__EXERCISE TASK__: Search the listing below for the string "较高收费" and show each line that contains it.

__Stored items from a collection__:
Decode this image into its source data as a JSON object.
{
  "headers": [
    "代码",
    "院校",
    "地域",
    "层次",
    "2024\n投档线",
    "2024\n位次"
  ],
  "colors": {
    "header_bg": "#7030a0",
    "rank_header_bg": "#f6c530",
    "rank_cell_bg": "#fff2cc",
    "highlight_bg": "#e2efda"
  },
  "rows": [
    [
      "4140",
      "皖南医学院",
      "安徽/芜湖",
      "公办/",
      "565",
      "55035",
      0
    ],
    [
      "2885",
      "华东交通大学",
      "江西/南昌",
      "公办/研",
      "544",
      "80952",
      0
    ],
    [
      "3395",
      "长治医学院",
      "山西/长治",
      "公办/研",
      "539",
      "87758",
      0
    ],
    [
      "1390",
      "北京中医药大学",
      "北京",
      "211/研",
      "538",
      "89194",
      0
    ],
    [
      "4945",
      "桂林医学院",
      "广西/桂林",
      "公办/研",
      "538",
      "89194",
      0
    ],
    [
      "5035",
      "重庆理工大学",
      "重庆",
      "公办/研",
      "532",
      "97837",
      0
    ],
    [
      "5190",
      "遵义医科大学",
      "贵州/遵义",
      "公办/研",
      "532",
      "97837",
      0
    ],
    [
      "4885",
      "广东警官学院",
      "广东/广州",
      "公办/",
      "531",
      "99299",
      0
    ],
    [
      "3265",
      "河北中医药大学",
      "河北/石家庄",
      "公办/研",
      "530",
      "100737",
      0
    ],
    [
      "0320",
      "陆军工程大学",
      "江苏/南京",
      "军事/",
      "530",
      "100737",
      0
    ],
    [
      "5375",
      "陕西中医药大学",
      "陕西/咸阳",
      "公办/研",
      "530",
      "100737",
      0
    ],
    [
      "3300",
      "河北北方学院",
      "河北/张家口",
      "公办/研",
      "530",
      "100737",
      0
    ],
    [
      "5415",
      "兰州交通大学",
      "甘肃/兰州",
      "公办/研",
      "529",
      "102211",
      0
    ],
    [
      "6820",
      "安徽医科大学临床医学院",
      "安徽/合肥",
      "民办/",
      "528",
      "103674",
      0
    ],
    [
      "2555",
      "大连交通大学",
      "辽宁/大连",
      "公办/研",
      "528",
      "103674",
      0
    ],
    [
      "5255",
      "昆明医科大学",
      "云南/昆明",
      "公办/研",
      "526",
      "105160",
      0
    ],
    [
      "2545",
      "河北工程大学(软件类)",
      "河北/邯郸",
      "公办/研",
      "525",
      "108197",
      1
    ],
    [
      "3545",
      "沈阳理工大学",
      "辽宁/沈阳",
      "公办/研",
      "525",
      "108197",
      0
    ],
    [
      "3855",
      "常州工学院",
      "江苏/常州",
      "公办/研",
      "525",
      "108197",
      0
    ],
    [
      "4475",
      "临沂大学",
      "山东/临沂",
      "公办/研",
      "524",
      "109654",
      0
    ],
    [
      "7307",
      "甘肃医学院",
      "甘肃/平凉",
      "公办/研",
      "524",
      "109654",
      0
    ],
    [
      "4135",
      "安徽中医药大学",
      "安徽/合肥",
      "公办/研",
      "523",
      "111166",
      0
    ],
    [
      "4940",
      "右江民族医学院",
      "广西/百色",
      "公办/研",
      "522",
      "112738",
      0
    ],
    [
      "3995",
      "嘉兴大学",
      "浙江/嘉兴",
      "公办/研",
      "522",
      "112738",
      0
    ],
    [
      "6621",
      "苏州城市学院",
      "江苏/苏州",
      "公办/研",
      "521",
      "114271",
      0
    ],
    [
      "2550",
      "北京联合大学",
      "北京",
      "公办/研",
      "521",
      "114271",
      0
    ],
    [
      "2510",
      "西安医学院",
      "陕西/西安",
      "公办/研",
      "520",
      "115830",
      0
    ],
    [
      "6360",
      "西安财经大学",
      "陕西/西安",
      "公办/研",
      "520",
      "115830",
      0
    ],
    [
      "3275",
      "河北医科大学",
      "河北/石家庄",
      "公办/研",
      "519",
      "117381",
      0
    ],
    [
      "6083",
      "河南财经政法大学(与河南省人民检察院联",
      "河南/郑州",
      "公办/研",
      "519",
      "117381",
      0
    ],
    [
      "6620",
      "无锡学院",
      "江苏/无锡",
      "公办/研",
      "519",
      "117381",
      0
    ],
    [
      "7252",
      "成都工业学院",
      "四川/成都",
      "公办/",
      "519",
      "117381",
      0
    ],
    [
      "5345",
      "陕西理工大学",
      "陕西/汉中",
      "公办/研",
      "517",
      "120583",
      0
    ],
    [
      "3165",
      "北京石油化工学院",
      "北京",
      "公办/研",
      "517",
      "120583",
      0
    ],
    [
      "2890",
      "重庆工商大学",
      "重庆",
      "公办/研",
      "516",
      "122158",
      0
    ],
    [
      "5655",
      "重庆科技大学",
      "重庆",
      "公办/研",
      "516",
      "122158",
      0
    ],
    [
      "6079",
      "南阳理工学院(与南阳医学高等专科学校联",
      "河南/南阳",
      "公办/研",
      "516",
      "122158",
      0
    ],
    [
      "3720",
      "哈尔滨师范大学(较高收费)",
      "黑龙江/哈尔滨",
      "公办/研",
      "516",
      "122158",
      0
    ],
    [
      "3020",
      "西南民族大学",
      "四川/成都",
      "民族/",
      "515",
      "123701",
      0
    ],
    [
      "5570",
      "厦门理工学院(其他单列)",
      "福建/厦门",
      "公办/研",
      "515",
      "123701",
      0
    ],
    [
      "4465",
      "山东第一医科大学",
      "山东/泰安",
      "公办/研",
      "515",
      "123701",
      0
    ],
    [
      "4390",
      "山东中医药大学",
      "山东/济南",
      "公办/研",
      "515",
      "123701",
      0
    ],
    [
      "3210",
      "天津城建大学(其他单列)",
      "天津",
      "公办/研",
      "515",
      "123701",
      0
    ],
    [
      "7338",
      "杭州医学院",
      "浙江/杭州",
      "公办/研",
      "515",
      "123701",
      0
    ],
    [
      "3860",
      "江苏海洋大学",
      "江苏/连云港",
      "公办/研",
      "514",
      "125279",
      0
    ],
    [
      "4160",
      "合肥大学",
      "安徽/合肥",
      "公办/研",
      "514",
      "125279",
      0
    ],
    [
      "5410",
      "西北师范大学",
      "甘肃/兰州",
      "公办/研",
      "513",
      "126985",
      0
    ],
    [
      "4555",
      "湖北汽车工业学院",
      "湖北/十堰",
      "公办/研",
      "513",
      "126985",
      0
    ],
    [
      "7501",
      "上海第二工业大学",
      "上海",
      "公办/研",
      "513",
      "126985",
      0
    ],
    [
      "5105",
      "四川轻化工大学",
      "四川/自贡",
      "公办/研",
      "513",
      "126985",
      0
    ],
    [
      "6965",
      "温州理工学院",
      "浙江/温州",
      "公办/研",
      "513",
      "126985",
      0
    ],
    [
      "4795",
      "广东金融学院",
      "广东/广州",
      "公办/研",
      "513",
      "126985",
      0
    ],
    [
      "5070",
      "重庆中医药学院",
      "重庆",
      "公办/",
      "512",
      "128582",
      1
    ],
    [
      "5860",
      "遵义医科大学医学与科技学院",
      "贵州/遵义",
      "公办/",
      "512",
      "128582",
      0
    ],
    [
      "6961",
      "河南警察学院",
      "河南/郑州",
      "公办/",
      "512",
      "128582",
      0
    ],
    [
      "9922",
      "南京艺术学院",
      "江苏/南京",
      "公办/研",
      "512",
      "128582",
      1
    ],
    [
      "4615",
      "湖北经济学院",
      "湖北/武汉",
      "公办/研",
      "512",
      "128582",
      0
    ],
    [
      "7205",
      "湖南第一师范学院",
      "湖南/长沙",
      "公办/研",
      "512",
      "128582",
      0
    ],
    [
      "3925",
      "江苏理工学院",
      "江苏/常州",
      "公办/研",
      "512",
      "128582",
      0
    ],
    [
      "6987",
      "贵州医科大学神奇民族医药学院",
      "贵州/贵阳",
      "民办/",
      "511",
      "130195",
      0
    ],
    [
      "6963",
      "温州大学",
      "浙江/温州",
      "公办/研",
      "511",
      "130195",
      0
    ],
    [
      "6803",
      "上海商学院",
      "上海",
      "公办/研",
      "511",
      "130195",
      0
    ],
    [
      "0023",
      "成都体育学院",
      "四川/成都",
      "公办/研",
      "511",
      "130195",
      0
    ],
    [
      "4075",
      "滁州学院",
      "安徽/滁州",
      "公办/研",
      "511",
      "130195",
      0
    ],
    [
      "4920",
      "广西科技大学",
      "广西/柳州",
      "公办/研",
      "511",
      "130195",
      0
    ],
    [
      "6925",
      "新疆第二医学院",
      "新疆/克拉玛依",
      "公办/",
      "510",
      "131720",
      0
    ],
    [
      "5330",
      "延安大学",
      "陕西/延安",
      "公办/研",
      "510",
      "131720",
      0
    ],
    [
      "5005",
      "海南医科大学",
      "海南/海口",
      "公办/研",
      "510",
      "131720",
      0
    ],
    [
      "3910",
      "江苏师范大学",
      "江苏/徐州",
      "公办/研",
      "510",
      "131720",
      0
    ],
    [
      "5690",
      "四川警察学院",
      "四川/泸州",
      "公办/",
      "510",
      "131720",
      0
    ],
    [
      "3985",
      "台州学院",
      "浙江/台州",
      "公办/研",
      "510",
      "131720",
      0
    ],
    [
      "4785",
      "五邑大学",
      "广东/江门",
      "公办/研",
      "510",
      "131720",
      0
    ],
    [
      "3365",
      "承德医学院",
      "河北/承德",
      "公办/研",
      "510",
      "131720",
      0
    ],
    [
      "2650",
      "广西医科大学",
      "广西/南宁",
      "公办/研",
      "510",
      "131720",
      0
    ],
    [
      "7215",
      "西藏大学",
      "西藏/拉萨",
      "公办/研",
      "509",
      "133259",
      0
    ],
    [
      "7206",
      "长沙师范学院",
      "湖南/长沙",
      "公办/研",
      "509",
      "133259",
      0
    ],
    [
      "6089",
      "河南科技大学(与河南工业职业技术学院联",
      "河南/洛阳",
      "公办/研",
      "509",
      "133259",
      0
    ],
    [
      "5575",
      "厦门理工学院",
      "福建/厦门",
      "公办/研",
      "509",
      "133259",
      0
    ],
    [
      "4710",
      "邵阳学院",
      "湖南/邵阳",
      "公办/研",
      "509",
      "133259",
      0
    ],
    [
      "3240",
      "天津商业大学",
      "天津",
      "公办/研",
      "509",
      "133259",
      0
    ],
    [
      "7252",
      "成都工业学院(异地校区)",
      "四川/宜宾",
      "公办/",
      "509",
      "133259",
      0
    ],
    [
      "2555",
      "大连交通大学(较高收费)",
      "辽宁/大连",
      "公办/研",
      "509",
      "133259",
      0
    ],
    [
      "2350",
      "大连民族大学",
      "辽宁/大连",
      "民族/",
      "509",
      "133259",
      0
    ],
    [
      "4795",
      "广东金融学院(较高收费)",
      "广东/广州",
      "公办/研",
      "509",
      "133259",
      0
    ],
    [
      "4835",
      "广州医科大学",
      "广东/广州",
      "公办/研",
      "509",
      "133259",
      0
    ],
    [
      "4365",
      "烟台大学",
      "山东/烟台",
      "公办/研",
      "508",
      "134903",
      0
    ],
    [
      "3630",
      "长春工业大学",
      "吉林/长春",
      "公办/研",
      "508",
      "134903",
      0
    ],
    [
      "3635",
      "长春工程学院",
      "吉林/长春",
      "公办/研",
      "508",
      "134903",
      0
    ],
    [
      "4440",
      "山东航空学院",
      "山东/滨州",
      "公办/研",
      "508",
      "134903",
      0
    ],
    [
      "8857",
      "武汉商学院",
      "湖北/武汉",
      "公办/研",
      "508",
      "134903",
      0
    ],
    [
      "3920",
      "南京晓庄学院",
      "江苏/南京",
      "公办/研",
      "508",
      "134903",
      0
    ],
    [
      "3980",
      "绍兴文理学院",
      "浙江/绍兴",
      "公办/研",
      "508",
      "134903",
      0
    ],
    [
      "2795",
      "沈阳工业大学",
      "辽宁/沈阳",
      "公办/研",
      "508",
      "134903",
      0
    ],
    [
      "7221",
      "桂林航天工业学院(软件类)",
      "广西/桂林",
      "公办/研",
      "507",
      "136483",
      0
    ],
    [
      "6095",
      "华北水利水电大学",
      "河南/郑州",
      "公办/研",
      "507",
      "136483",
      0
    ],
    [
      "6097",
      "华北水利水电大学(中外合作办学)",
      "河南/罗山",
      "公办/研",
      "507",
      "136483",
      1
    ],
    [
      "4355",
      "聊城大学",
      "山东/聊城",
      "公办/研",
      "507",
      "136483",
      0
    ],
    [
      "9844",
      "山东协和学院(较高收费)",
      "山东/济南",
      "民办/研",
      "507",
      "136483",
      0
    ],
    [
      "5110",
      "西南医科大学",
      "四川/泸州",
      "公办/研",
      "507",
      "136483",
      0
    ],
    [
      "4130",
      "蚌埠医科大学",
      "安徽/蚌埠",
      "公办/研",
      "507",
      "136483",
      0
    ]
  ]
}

__TASK RESPONSE__:
      "哈尔滨师范大学(较高收费)",
      "大连交通大学(较高收费)",
      "广东金融学院(较高收费)",
      "山东协和学院(较高收费)",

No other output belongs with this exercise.